TEXT SECTION >>
□ □ □ □
Here is a sketch of another elementary solution based on a proof in Bromwich's Theory of Infinite Series.

Using $\sin(2k+1)x-\sin(2k-1)x = 2\cos2kx\sin x$ and summing from k=1 to k=n we have $\sin(2n+1)x = \sin x \left( 1+ 2 \sum_{k=1}^n \cos 2kx \right),$

and hence $ \int_0^{\pi/2} {\sin(2n+1)x \over \sin x} dx = \pi/2. \qquad (1)$

Let $y=(2n+1)x$ and this becomes $ \int_0^{(2n+1)\pi/2} {\sin y \over (2n+1) \sin (y/(2n+1))} dy = \pi/2.$

and since $\lim_{n \to \infty} (2n+1) \sin { y \over 2n+1} = y$ it suggests that there is a proof lurking in there somewhere.

So let's put $\begin{align} I_n &= \int_0^{n\pi/(2n+1)} {\sin(2n+1)x \over \sin x} dx \ &= \sum_{k=0}^{n-1} \int_{k\pi/(2n+1)}^{(k+1)\pi/(2n+1)} {\sin(2n+1)x \over \sin x} dx. \end{align}$

Hence we have $I_n = u_0 – u_1 + u_2 \cdots + (-1)^{n-1}u_{n-1},$ where $u_k$ is a decreasing sequence of positive terms. We can see this from the shape of the curve $y = \sin(2n+1)x / \sin x,$ which crosses the x-axis at $\pi/(2n+1), 2\pi/(2n+1),\ldots,n\pi/(2n+1).$ (I said that this is just a sketch, you have to check the details.)
□ □ □ □
DATASET CONTENT >>

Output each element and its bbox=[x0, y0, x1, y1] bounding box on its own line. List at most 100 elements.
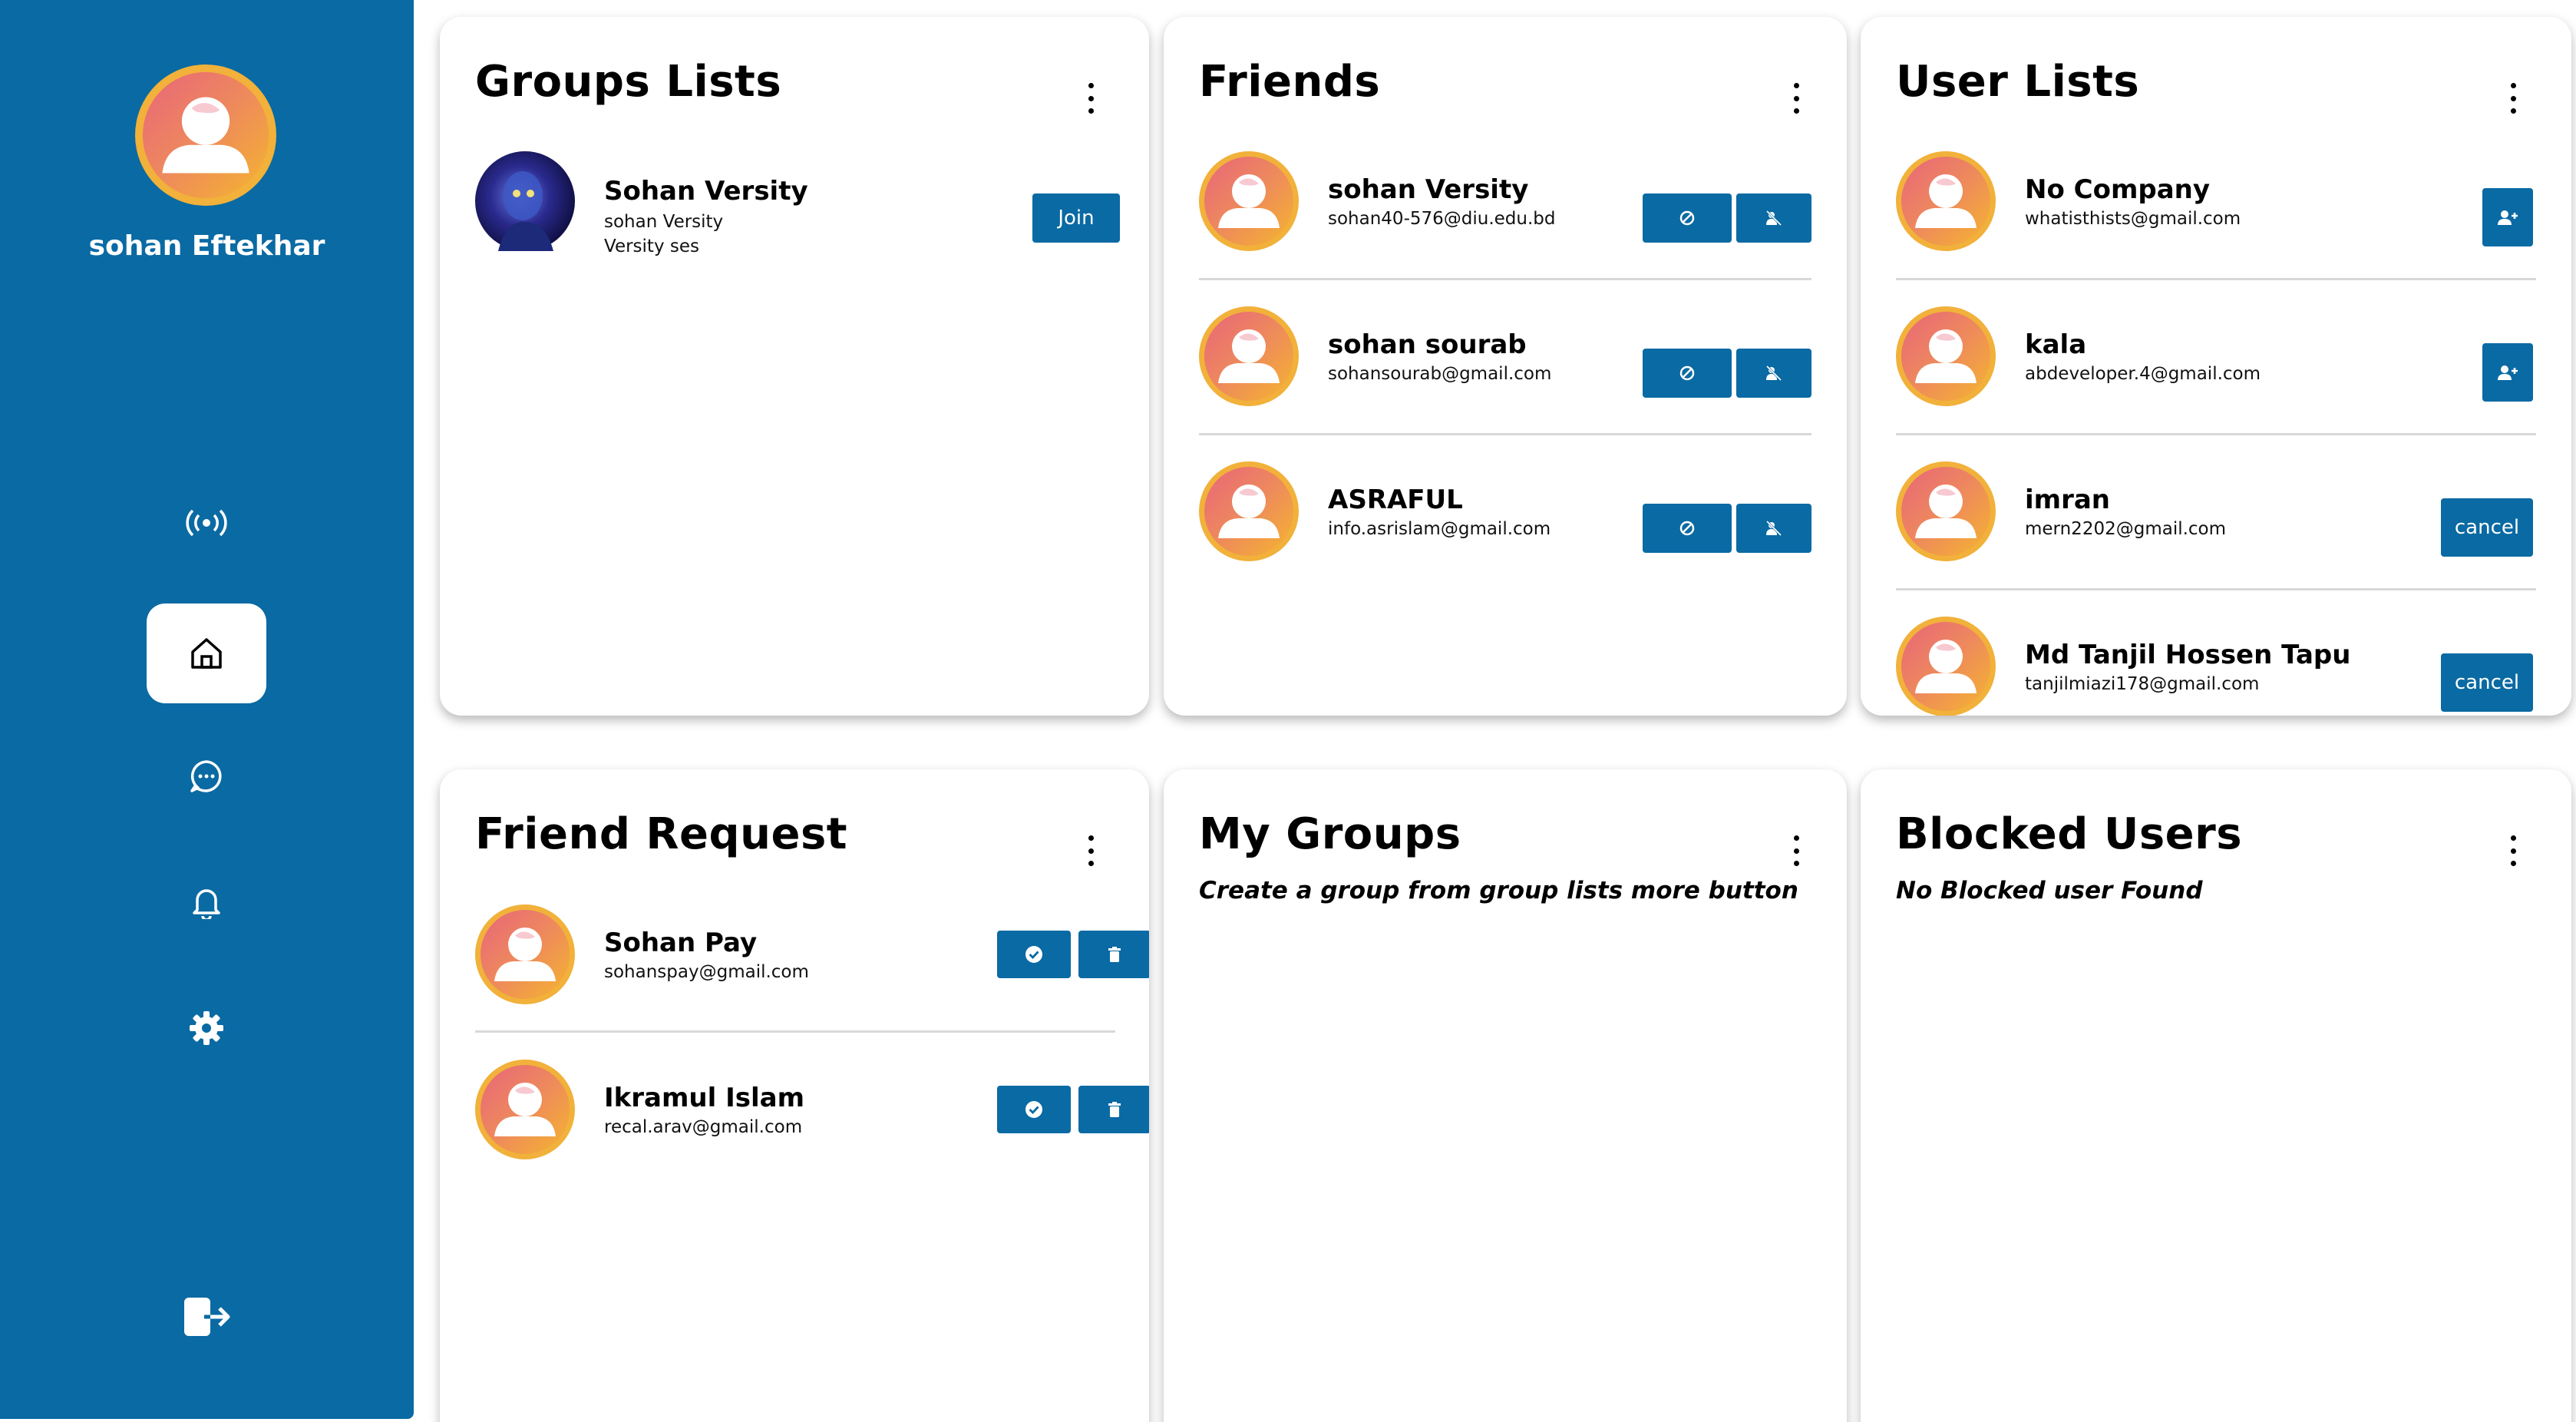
□ □ □ □
BRIEF A >> Retype the part of the proof sketch that starts at "and hence $" and ends at "check the details.)".
BRIEF B >> According to the proof sketch, what book is the proof it draws on taken from?
The data has no role in this work.

RESPONSE A >>
and hence $ \int_0^{\pi/2} {\sin(2n+1)x \over \sin x} dx = \pi/2. \qquad (1)$

Let $y=(2n+1)x$ and this becomes $ \int_0^{(2n+1)\pi/2} {\sin y \over (2n+1) \sin (y/(2n+1))} dy = \pi/2.$

and since $\lim_{n \to \infty} (2n+1) \sin { y \over 2n+1} = y$ it suggests that there is a proof lurking in there somewhere.

So let's put $\begin{align} I_n &= \int_0^{n\pi/(2n+1)} {\sin(2n+1)x \over \sin x} dx \ &= \sum_{k=0}^{n-1} \int_{k\pi/(2n+1)}^{(k+1)\pi/(2n+1)} {\sin(2n+1)x \over \sin x} dx. \end{align}$

Hence we have $I_n = u_0 – u_1 + u_2 \cdots + (-1)^{n-1}u_{n-1},$ where $u_k$ is a decreasing sequence of positive terms. We can see this from the shape of the curve $y = \sin(2n+1)x / \sin x,$ which crosses the x-axis at $\pi/(2n+1), 2\pi/(2n+1),\ldots,n\pi/(2n+1).$ (I said that this is just a sketch, you have to check the details.)

RESPONSE B >> Bromwich's Theory of Infinite Series.